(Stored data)

start

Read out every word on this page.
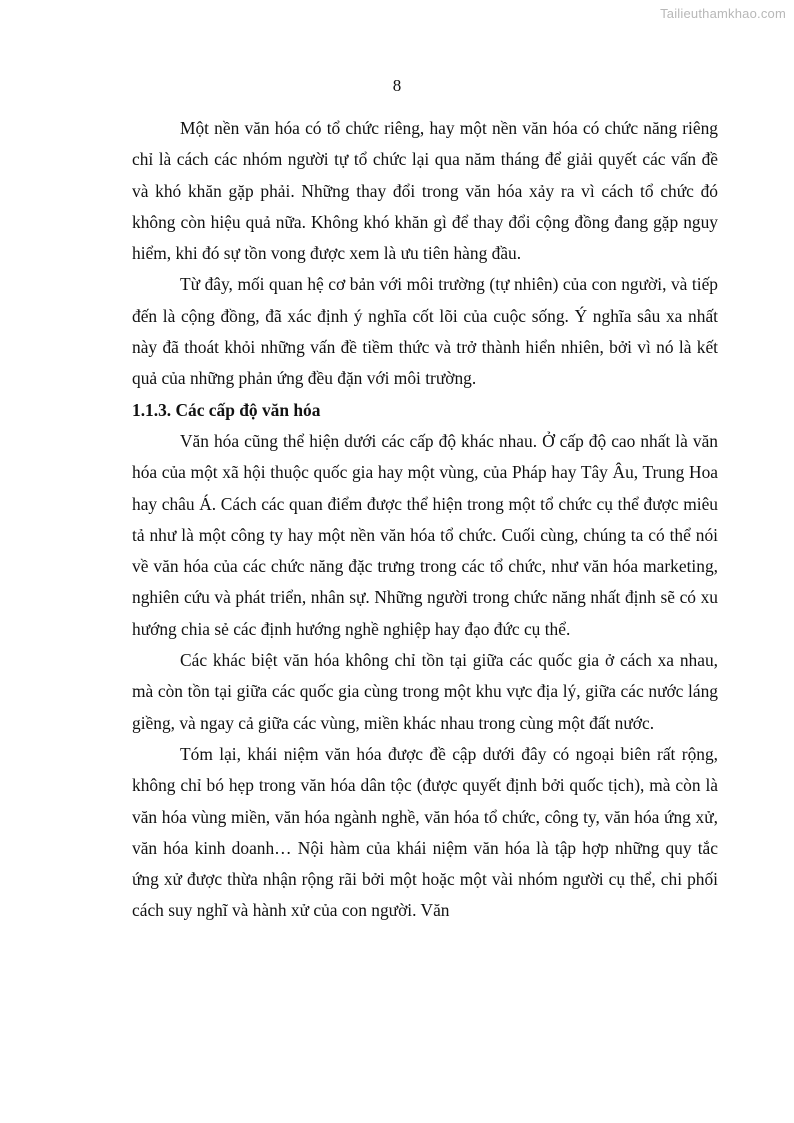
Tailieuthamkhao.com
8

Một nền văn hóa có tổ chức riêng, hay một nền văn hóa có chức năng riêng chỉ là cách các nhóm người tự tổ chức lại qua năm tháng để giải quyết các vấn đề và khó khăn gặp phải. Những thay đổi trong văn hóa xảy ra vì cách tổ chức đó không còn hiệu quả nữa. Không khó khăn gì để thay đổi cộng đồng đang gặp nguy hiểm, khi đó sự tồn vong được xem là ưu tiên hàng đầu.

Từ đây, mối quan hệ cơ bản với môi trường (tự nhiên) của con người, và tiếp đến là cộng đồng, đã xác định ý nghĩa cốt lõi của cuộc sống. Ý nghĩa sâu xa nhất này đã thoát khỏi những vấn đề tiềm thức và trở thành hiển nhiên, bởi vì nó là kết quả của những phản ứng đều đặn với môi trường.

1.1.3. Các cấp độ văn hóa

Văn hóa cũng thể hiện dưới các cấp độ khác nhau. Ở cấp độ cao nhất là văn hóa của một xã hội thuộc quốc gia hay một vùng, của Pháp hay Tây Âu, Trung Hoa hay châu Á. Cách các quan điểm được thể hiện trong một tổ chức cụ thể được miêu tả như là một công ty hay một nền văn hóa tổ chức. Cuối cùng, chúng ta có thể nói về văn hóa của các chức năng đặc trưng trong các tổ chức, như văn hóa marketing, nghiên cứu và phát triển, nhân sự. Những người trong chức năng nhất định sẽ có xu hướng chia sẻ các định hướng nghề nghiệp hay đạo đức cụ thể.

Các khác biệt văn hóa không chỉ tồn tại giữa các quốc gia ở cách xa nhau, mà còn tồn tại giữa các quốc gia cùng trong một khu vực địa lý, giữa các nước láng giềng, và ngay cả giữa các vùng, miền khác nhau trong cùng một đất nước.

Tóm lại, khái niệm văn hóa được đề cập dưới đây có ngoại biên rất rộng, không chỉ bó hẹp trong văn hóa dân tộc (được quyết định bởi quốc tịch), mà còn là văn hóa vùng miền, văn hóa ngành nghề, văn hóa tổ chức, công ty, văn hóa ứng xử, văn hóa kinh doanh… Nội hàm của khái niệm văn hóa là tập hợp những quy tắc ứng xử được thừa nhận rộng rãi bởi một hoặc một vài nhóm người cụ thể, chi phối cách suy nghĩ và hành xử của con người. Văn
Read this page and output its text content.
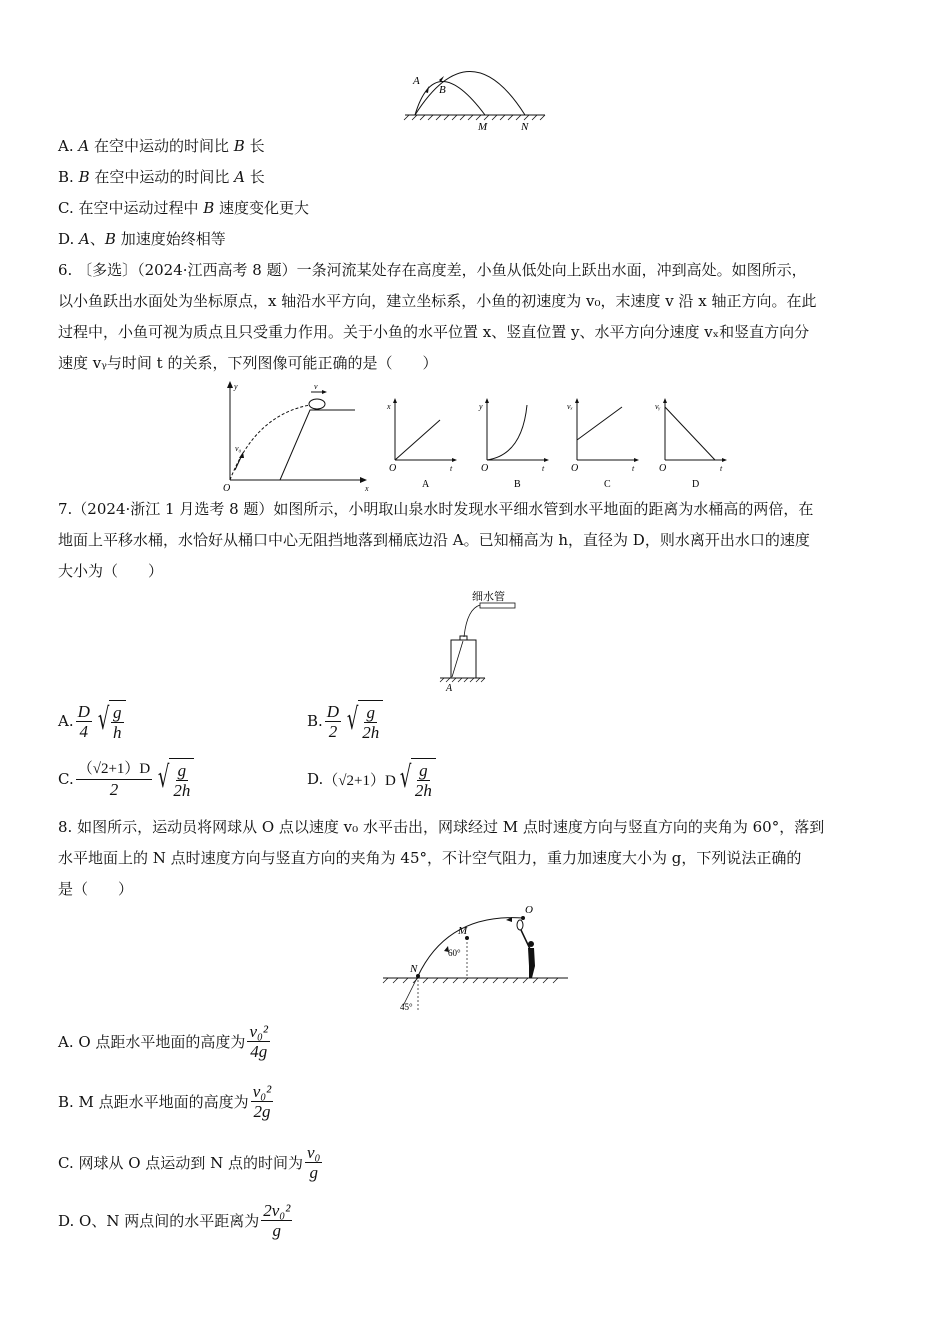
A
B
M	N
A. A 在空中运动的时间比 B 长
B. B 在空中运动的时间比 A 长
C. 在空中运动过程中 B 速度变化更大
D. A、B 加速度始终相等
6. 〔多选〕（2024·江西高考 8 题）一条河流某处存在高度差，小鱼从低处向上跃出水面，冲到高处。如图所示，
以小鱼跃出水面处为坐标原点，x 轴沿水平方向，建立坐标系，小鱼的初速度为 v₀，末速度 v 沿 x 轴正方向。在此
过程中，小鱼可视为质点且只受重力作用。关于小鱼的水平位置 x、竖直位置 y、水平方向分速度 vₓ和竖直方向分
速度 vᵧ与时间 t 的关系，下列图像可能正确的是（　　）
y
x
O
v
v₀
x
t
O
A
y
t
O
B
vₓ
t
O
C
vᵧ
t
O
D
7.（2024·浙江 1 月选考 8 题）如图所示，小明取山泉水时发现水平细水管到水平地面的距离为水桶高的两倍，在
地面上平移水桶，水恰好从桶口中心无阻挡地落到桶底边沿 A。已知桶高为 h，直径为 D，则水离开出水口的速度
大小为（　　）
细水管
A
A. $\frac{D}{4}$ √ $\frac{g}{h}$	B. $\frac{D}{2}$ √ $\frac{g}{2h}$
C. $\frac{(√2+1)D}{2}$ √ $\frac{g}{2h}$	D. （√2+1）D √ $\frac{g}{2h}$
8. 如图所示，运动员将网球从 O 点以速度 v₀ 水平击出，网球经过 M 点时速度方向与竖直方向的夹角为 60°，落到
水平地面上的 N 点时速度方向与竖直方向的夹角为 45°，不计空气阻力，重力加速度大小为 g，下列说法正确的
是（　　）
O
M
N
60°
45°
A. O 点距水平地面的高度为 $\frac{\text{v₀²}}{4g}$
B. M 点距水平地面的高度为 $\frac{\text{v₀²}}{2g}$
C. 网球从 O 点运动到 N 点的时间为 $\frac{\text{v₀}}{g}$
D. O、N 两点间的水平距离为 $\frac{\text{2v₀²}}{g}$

end

- **Prompt**
Repeat the records above exactly, leaving out the pictures.

- **Response to this task**
Read out every word on this page.
Tailieuthamkhao.com
8

Một nền văn hóa có tổ chức riêng, hay một nền văn hóa có chức năng riêng chỉ là cách các nhóm người tự tổ chức lại qua năm tháng để giải quyết các vấn đề và khó khăn gặp phải. Những thay đổi trong văn hóa xảy ra vì cách tổ chức đó không còn hiệu quả nữa. Không khó khăn gì để thay đổi cộng đồng đang gặp nguy hiểm, khi đó sự tồn vong được xem là ưu tiên hàng đầu.

Từ đây, mối quan hệ cơ bản với môi trường (tự nhiên) của con người, và tiếp đến là cộng đồng, đã xác định ý nghĩa cốt lõi của cuộc sống. Ý nghĩa sâu xa nhất này đã thoát khỏi những vấn đề tiềm thức và trở thành hiển nhiên, bởi vì nó là kết quả của những phản ứng đều đặn với môi trường.

1.1.3. Các cấp độ văn hóa

Văn hóa cũng thể hiện dưới các cấp độ khác nhau. Ở cấp độ cao nhất là văn hóa của một xã hội thuộc quốc gia hay một vùng, của Pháp hay Tây Âu, Trung Hoa hay châu Á. Cách các quan điểm được thể hiện trong một tổ chức cụ thể được miêu tả như là một công ty hay một nền văn hóa tổ chức. Cuối cùng, chúng ta có thể nói về văn hóa của các chức năng đặc trưng trong các tổ chức, như văn hóa marketing, nghiên cứu và phát triển, nhân sự. Những người trong chức năng nhất định sẽ có xu hướng chia sẻ các định hướng nghề nghiệp hay đạo đức cụ thể.

Các khác biệt văn hóa không chỉ tồn tại giữa các quốc gia ở cách xa nhau, mà còn tồn tại giữa các quốc gia cùng trong một khu vực địa lý, giữa các nước láng giềng, và ngay cả giữa các vùng, miền khác nhau trong cùng một đất nước.

Tóm lại, khái niệm văn hóa được đề cập dưới đây có ngoại biên rất rộng, không chỉ bó hẹp trong văn hóa dân tộc (được quyết định bởi quốc tịch), mà còn là văn hóa vùng miền, văn hóa ngành nghề, văn hóa tổ chức, công ty, văn hóa ứng xử, văn hóa kinh doanh… Nội hàm của khái niệm văn hóa là tập hợp những quy tắc ứng xử được thừa nhận rộng rãi bởi một hoặc một vài nhóm người cụ thể, chi phối cách suy nghĩ và hành xử của con người. Văn
Read this page and output its text content.
A
B
M	N
A. A 在空中运动的时间比 B 长
B. B 在空中运动的时间比 A 长
C. 在空中运动过程中 B 速度变化更大
D. A、B 加速度始终相等
6. 〔多选〕（2024·江西高考 8 题）一条河流某处存在高度差，小鱼从低处向上跃出水面，冲到高处。如图所示，
以小鱼跃出水面处为坐标原点，x 轴沿水平方向，建立坐标系，小鱼的初速度为 v₀，末速度 v 沿 x 轴正方向。在此
过程中，小鱼可视为质点且只受重力作用。关于小鱼的水平位置 x、竖直位置 y、水平方向分速度 vₓ和竖直方向分
速度 vᵧ与时间 t 的关系，下列图像可能正确的是（　　）
y
x
O
v
v₀
x
t
O
A
y
t
O
B
vₓ
t
O
C
vᵧ
t
O
D
7.（2024·浙江 1 月选考 8 题）如图所示，小明取山泉水时发现水平细水管到水平地面的距离为水桶高的两倍，在
地面上平移水桶，水恰好从桶口中心无阻挡地落到桶底边沿 A。已知桶高为 h，直径为 D，则水离开出水口的速度
大小为（　　）
细水管
A
A. $\frac{D}{4}$ √ $\frac{g}{h}$	B. $\frac{D}{2}$ √ $\frac{g}{2h}$
C. $\frac{(√2+1)D}{2}$ √ $\frac{g}{2h}$	D. （√2+1）D √ $\frac{g}{2h}$
8. 如图所示，运动员将网球从 O 点以速度 v₀ 水平击出，网球经过 M 点时速度方向与竖直方向的夹角为 60°，落到
水平地面上的 N 点时速度方向与竖直方向的夹角为 45°，不计空气阻力，重力加速度大小为 g，下列说法正确的
是（　　）
O
M
N
60°
45°
A. O 点距水平地面的高度为 $\frac{\text{v₀²}}{4g}$
B. M 点距水平地面的高度为 $\frac{\text{v₀²}}{2g}$
C. 网球从 O 点运动到 N 点的时间为 $\frac{\text{v₀}}{g}$
D. O、N 两点间的水平距离为 $\frac{\text{2v₀²}}{g}$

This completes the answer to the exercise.